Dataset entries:

================

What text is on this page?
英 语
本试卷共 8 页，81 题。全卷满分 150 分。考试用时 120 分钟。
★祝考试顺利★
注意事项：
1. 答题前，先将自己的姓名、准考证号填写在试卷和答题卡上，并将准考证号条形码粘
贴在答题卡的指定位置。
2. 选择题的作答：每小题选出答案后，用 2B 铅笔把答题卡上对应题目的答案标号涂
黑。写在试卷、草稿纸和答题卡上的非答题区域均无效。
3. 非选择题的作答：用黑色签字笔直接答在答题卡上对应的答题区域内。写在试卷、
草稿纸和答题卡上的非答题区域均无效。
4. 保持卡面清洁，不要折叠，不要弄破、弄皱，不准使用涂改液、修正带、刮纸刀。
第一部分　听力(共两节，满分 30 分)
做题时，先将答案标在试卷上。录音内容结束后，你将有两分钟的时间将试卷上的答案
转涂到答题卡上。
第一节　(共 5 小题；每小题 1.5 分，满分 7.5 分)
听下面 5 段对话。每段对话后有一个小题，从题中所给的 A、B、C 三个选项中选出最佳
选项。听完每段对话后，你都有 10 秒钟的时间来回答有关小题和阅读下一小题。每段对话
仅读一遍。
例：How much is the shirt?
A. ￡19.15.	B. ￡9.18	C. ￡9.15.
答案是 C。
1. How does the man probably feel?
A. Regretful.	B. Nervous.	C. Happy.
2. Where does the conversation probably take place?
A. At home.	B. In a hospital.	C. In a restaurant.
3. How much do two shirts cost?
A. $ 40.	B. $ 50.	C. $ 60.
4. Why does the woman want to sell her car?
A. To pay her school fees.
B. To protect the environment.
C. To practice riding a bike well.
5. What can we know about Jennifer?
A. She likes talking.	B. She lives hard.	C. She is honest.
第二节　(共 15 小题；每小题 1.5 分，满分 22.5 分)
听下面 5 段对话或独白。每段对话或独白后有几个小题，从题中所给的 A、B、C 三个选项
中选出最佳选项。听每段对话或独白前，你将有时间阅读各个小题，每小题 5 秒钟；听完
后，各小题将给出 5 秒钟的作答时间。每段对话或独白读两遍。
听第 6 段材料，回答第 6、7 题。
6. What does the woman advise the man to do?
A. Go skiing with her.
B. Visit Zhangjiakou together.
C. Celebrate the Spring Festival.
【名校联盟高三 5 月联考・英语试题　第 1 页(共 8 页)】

================

**Stated task:**
Print the whole listing exactly as it is.

**Exercise output:**
What text is on this page?
英 语
本试卷共 8 页，81 题。全卷满分 150 分。考试用时 120 分钟。
★祝考试顺利★
注意事项：
1. 答题前，先将自己的姓名、准考证号填写在试卷和答题卡上，并将准考证号条形码粘
贴在答题卡的指定位置。
2. 选择题的作答：每小题选出答案后，用 2B 铅笔把答题卡上对应题目的答案标号涂
黑。写在试卷、草稿纸和答题卡上的非答题区域均无效。
3. 非选择题的作答：用黑色签字笔直接答在答题卡上对应的答题区域内。写在试卷、
草稿纸和答题卡上的非答题区域均无效。
4. 保持卡面清洁，不要折叠，不要弄破、弄皱，不准使用涂改液、修正带、刮纸刀。
第一部分　听力(共两节，满分 30 分)
做题时，先将答案标在试卷上。录音内容结束后，你将有两分钟的时间将试卷上的答案
转涂到答题卡上。
第一节　(共 5 小题；每小题 1.5 分，满分 7.5 分)
听下面 5 段对话。每段对话后有一个小题，从题中所给的 A、B、C 三个选项中选出最佳
选项。听完每段对话后，你都有 10 秒钟的时间来回答有关小题和阅读下一小题。每段对话
仅读一遍。
例：How much is the shirt?
A. ￡19.15.	B. ￡9.18	C. ￡9.15.
答案是 C。
1. How does the man probably feel?
A. Regretful.	B. Nervous.	C. Happy.
2. Where does the conversation probably take place?
A. At home.	B. In a hospital.	C. In a restaurant.
3. How much do two shirts cost?
A. $ 40.	B. $ 50.	C. $ 60.
4. Why does the woman want to sell her car?
A. To pay her school fees.
B. To protect the environment.
C. To practice riding a bike well.
5. What can we know about Jennifer?
A. She likes talking.	B. She lives hard.	C. She is honest.
第二节　(共 15 小题；每小题 1.5 分，满分 22.5 分)
听下面 5 段对话或独白。每段对话或独白后有几个小题，从题中所给的 A、B、C 三个选项
中选出最佳选项。听每段对话或独白前，你将有时间阅读各个小题，每小题 5 秒钟；听完
后，各小题将给出 5 秒钟的作答时间。每段对话或独白读两遍。
听第 6 段材料，回答第 6、7 题。
6. What does the woman advise the man to do?
A. Go skiing with her.
B. Visit Zhangjiakou together.
C. Celebrate the Spring Festival.
【名校联盟高三 5 月联考・英语试题　第 1 页(共 8 页)】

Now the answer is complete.